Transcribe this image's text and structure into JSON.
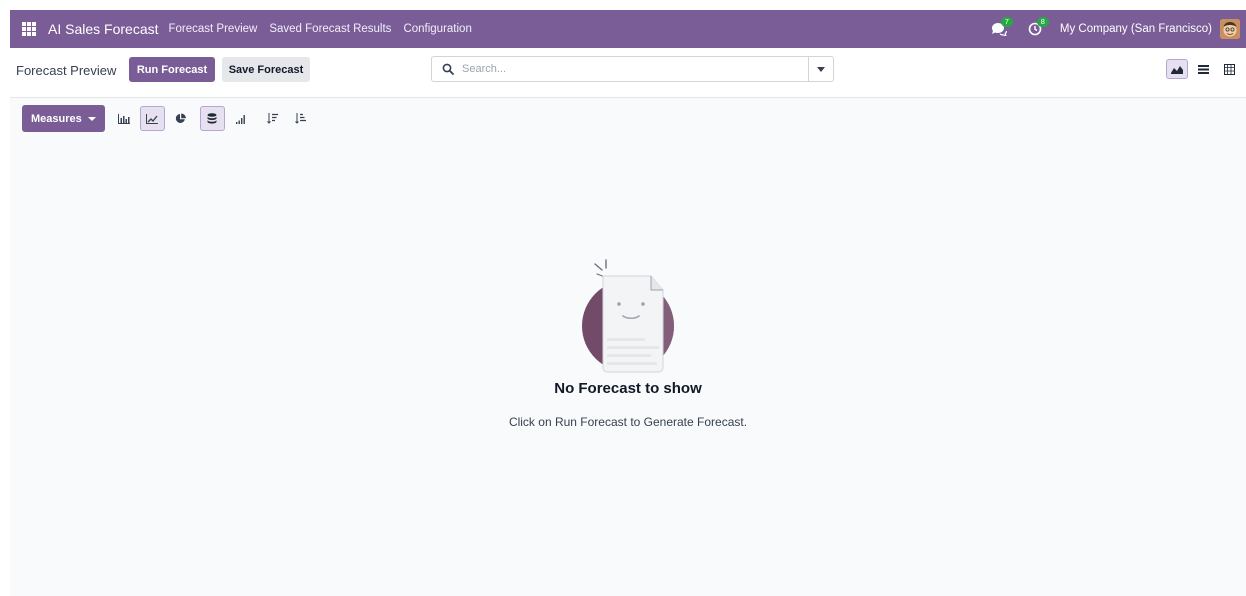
{
  "topbar": {
    "app_title": "AI Sales Forecast",
    "menu": [
      {
        "label": "Forecast Preview"
      },
      {
        "label": "Saved Forecast Results"
      },
      {
        "label": "Configuration"
      }
    ],
    "messages_count": "7",
    "activities_count": "8",
    "company": "My Company (San Francisco)"
  },
  "controlbar": {
    "breadcrumb": "Forecast Preview",
    "run_label": "Run Forecast",
    "save_label": "Save Forecast",
    "search_placeholder": "Search..."
  },
  "graphbar": {
    "measures_label": "Measures"
  },
  "empty_state": {
    "title": "No Forecast to show",
    "subtitle": "Click on Run Forecast to Generate Forecast."
  },
  "colors": {
    "navbar": "#7a5d96",
    "primary": "#7a5d96",
    "badge": "#28a745",
    "background": "#f9fafb"
  },
  "icons": [
    "apps-grid-icon",
    "chat-icon",
    "clock-icon",
    "avatar",
    "search-icon",
    "chevron-down-icon",
    "graph-view-icon",
    "list-view-icon",
    "pivot-view-icon",
    "bar-chart-icon",
    "line-chart-icon",
    "pie-chart-icon",
    "stacked-icon",
    "cumulative-icon",
    "sort-descending-icon",
    "sort-ascending-icon"
  ]
}
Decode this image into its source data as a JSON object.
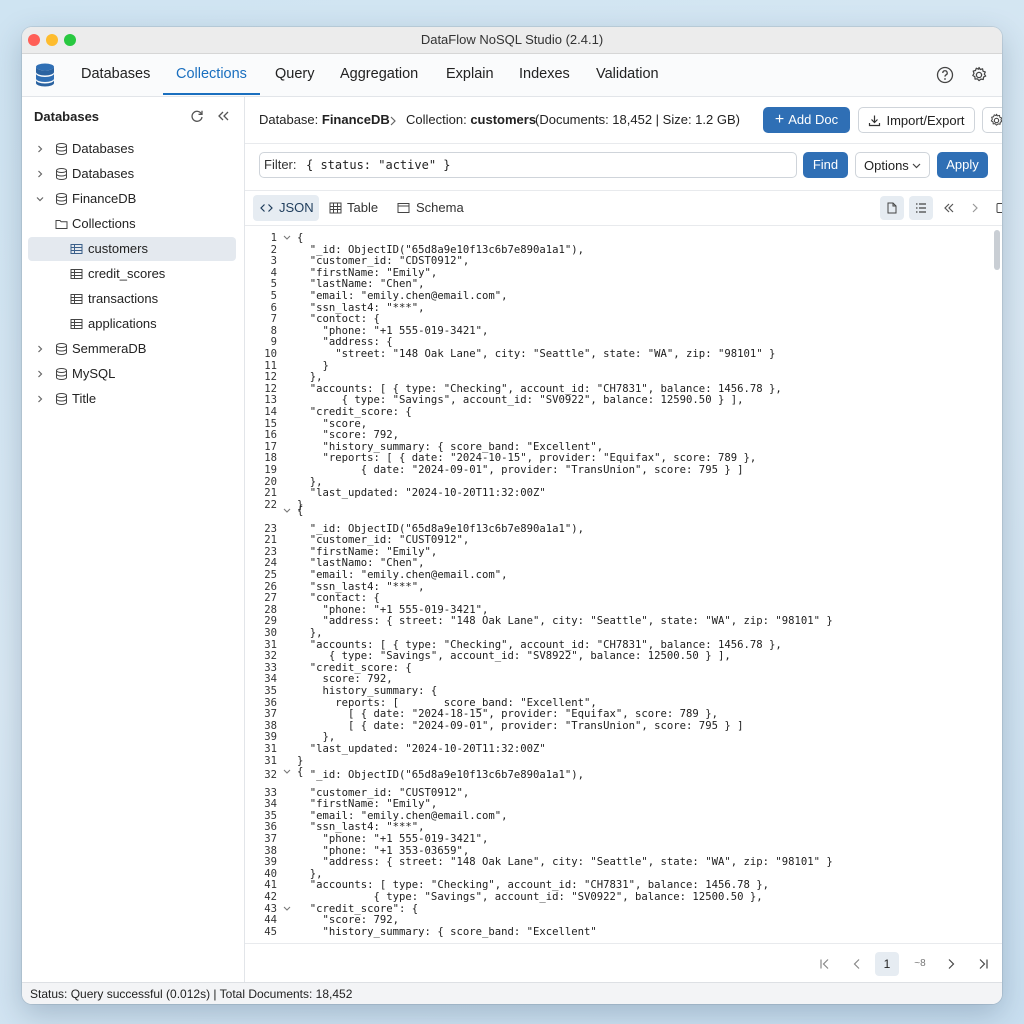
{
  "app": {
    "title": "DataFlow NoSQL Studio (2.4.1)"
  },
  "nav": {
    "items": [
      {
        "label": "Databases"
      },
      {
        "label": "Collections"
      },
      {
        "label": "Query"
      },
      {
        "label": "Aggregation"
      },
      {
        "label": "Explain"
      },
      {
        "label": "Indexes"
      },
      {
        "label": "Validation"
      }
    ],
    "active": "Collections",
    "help_icon": "help-circle-icon",
    "settings_icon": "gear-icon"
  },
  "sidebar": {
    "header": "Databases",
    "tree": [
      {
        "label": "Databases",
        "icon": "database-icon",
        "expanded": false
      },
      {
        "label": "Databases",
        "icon": "database-icon",
        "expanded": false
      },
      {
        "label": "FinanceDB",
        "icon": "database-icon",
        "expanded": true
      },
      {
        "label": "Collections",
        "icon": "folder-icon"
      },
      {
        "label": "customers",
        "icon": "table-icon",
        "selected": true
      },
      {
        "label": "credit_scores",
        "icon": "table-icon"
      },
      {
        "label": "transactions",
        "icon": "table-icon"
      },
      {
        "label": "applications",
        "icon": "table-icon"
      },
      {
        "label": "SemmeraDB",
        "icon": "database-icon",
        "expanded": false
      },
      {
        "label": "MySQL",
        "icon": "database-icon",
        "expanded": false
      },
      {
        "label": "Title",
        "icon": "database-icon",
        "expanded": false
      }
    ]
  },
  "breadcrumb": {
    "db_prefix": "Database: ",
    "db_name": "FinanceDB",
    "coll_prefix": "Collection: ",
    "coll_name": "customers",
    "meta": "(Documents: 18,452 | Size: 1.2 GB)"
  },
  "toolbar": {
    "add_doc": "Add Doc",
    "import_export": "Import/Export"
  },
  "filter": {
    "label": "Filter:",
    "value": "{ status: \"active\" }",
    "find": "Find",
    "options": "Options",
    "apply": "Apply"
  },
  "view_tabs": [
    {
      "label": "JSON",
      "active": true
    },
    {
      "label": "Table"
    },
    {
      "label": "Schema"
    }
  ],
  "code_lines": [
    {
      "n": "1",
      "fold": true,
      "t": "{"
    },
    {
      "n": "2",
      "t": "  \"_id: ObjectID(\"65d8a9e10f13c6b7e890a1a1\"),"
    },
    {
      "n": "3",
      "t": "  \"customer_id: \"CDST0912\","
    },
    {
      "n": "4",
      "t": "  \"firstName: \"Emily\","
    },
    {
      "n": "5",
      "t": "  \"lastName: \"Chen\","
    },
    {
      "n": "5",
      "t": "  \"email: \"emily.chen@email.com\","
    },
    {
      "n": "6",
      "t": "  \"ssn_last4: \"***\","
    },
    {
      "n": "7",
      "t": "  \"contoct: {"
    },
    {
      "n": "8",
      "t": "    \"phone: \"+1 555-019-3421\","
    },
    {
      "n": "9",
      "t": "    \"address: {"
    },
    {
      "n": "10",
      "t": "      \"street: \"148 Oak Lane\", city: \"Seattle\", state: \"WA\", zip: \"98101\" }"
    },
    {
      "n": "11",
      "t": "    }"
    },
    {
      "n": "12",
      "t": "  },"
    },
    {
      "n": "12",
      "t": "  \"accounts: [ { type: \"Checking\", account_id: \"CH7831\", balance: 1456.78 },"
    },
    {
      "n": "13",
      "t": "       { type: \"Savings\", account_id: \"SV0922\", balance: 12590.50 } ],"
    },
    {
      "n": "14",
      "t": "  \"credit_score: {"
    },
    {
      "n": "15",
      "t": "    \"score,"
    },
    {
      "n": "16",
      "t": "    \"score: 792,"
    },
    {
      "n": "17",
      "t": "    \"history_summary: { score_band: \"Excellent\","
    },
    {
      "n": "18",
      "t": "    \"reports: [ { date: \"2024-10-15\", provider: \"Equifax\", score: 789 },"
    },
    {
      "n": "19",
      "t": "          { date: \"2024-09-01\", provider: \"TransUnion\", score: 795 } ]"
    },
    {
      "n": "20",
      "t": "  },"
    },
    {
      "n": "21",
      "t": "  \"last_updated: \"2024-10-20T11:32:00Z\""
    },
    {
      "n": "22",
      "t": "}"
    },
    {
      "n": "",
      "fold": true,
      "t": "{"
    },
    {
      "n": "23",
      "t": "  \"_id: ObjectID(\"65d8a9e10f13c6b7e890a1a1\"),"
    },
    {
      "n": "21",
      "t": "  \"customer_id: \"CUST0912\","
    },
    {
      "n": "23",
      "t": "  \"firstName: \"Emily\","
    },
    {
      "n": "24",
      "t": "  \"lastNamo: \"Chen\","
    },
    {
      "n": "25",
      "t": "  \"email: \"emily.chen@email.com\","
    },
    {
      "n": "26",
      "t": "  \"ssn_last4: \"***\","
    },
    {
      "n": "27",
      "t": "  \"contact: {"
    },
    {
      "n": "28",
      "t": "    \"phone: \"+1 555-019-3421\","
    },
    {
      "n": "29",
      "t": "    \"address: { street: \"148 Oak Lane\", city: \"Seattle\", state: \"WA\", zip: \"98101\" }"
    },
    {
      "n": "30",
      "t": "  },"
    },
    {
      "n": "31",
      "t": "  \"accounts: [ { type: \"Checking\", account_id: \"CH7831\", balance: 1456.78 },"
    },
    {
      "n": "32",
      "t": "     { type: \"Savings\", account_id: \"SV8922\", balance: 12500.50 } ],"
    },
    {
      "n": "33",
      "t": "  \"credit_score: {"
    },
    {
      "n": "34",
      "t": "    score: 792,"
    },
    {
      "n": "35",
      "t": "    history_summary: {"
    },
    {
      "n": "36",
      "t": "      reports: [       score_band: \"Excellent\","
    },
    {
      "n": "37",
      "t": "        [ { date: \"2024-18-15\", provider: \"Equifax\", score: 789 },"
    },
    {
      "n": "38",
      "t": "        [ { date: \"2024-09-01\", provider: \"TransUnion\", score: 795 } ]"
    },
    {
      "n": "39",
      "t": "    },"
    },
    {
      "n": "31",
      "t": "  \"last_updated: \"2024-10-20T11:32:00Z\""
    },
    {
      "n": "31",
      "t": "}"
    },
    {
      "n": "",
      "fold": true,
      "t": "{"
    },
    {
      "n": "32",
      "t": "  \"_id: ObjectID(\"65d8a9e10f13c6b7e890a1a1\"),"
    },
    {
      "n": "33",
      "t": "  \"customer_id: \"CUST0912\","
    },
    {
      "n": "34",
      "t": "  \"firstName: \"Emily\","
    },
    {
      "n": "35",
      "t": "  \"email: \"emily.chen@email.com\","
    },
    {
      "n": "36",
      "t": "  \"ssn_last4: \"***\","
    },
    {
      "n": "37",
      "t": "    \"phone: \"+1 555-019-3421\","
    },
    {
      "n": "38",
      "t": "    \"phone: \"+1 353-03659\","
    },
    {
      "n": "39",
      "t": "    \"address: { street: \"148 Oak Lane\", city: \"Seattle\", state: \"WA\", zip: \"98101\" }"
    },
    {
      "n": "40",
      "t": "  },"
    },
    {
      "n": "41",
      "t": "  \"accounts: [ type: \"Checking\", account_id: \"CH7831\", balance: 1456.78 },"
    },
    {
      "n": "42",
      "t": "            { type: \"Savings\", account_id: \"SV0922\", balance: 12500.50 },"
    },
    {
      "n": "43",
      "fold": true,
      "t": "  \"credit_score\": {"
    },
    {
      "n": "44",
      "t": "    \"score: 792,"
    },
    {
      "n": "45",
      "t": "    \"history_summary: { score_band: \"Excellent\""
    }
  ],
  "pagination": {
    "current": "1",
    "next_page": "~8"
  },
  "status": {
    "text": "Status: Query successful (0.012s) | Total Documents: 18,452"
  },
  "colors": {
    "accent": "#2f6fb5",
    "active_tab": "#1a6fbf"
  }
}
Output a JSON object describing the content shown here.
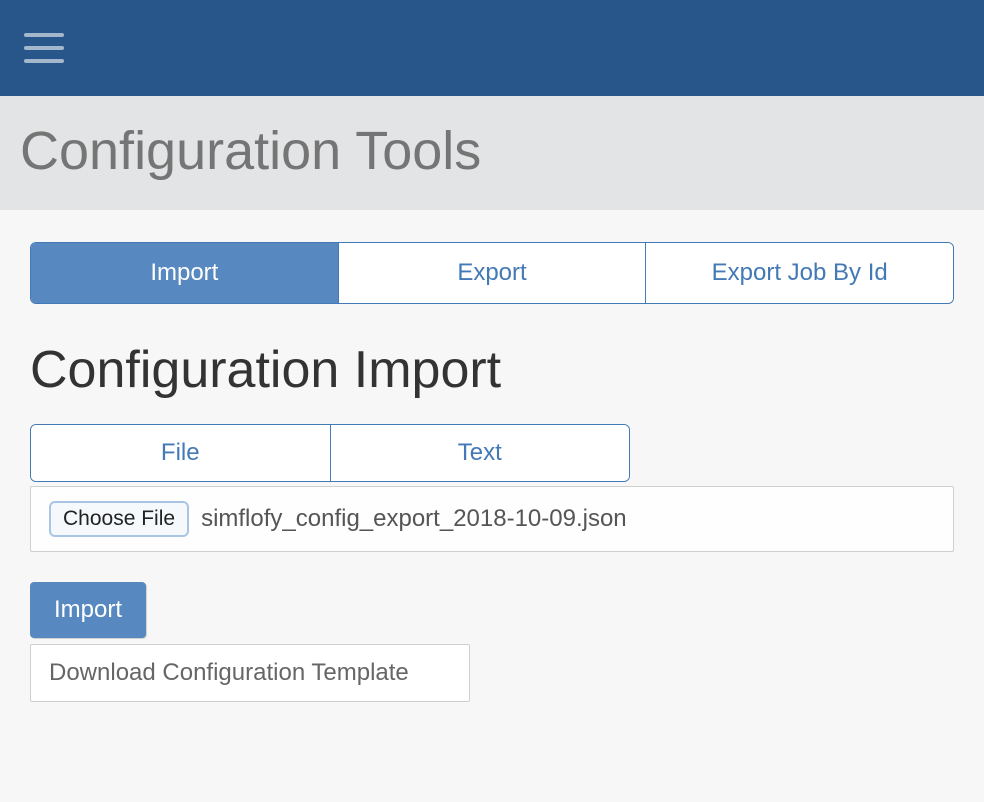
{
  "header": {
    "page_title": "Configuration Tools"
  },
  "tabs": {
    "items": [
      {
        "label": "Import",
        "active": true
      },
      {
        "label": "Export",
        "active": false
      },
      {
        "label": "Export Job By Id",
        "active": false
      }
    ]
  },
  "section": {
    "heading": "Configuration Import"
  },
  "sub_tabs": {
    "items": [
      {
        "label": "File"
      },
      {
        "label": "Text"
      }
    ]
  },
  "file_picker": {
    "button_label": "Choose File",
    "selected_file": "simflofy_config_export_2018-10-09.json"
  },
  "actions": {
    "import_label": "Import",
    "download_template_label": "Download Configuration Template"
  }
}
----------
Task details -
Take the records above from the line with "Output a JSON" down to their last line and please copy those lines exactly, without the pictures.

Task response -
Output a JSON object describing the content shown here.
{
  "header": {
    "page_title": "Configuration Tools"
  },
  "tabs": {
    "items": [
      {
        "label": "Import",
        "active": true
      },
      {
        "label": "Export",
        "active": false
      },
      {
        "label": "Export Job By Id",
        "active": false
      }
    ]
  },
  "section": {
    "heading": "Configuration Import"
  },
  "sub_tabs": {
    "items": [
      {
        "label": "File"
      },
      {
        "label": "Text"
      }
    ]
  },
  "file_picker": {
    "button_label": "Choose File",
    "selected_file": "simflofy_config_export_2018-10-09.json"
  },
  "actions": {
    "import_label": "Import",
    "download_template_label": "Download Configuration Template"
  }
}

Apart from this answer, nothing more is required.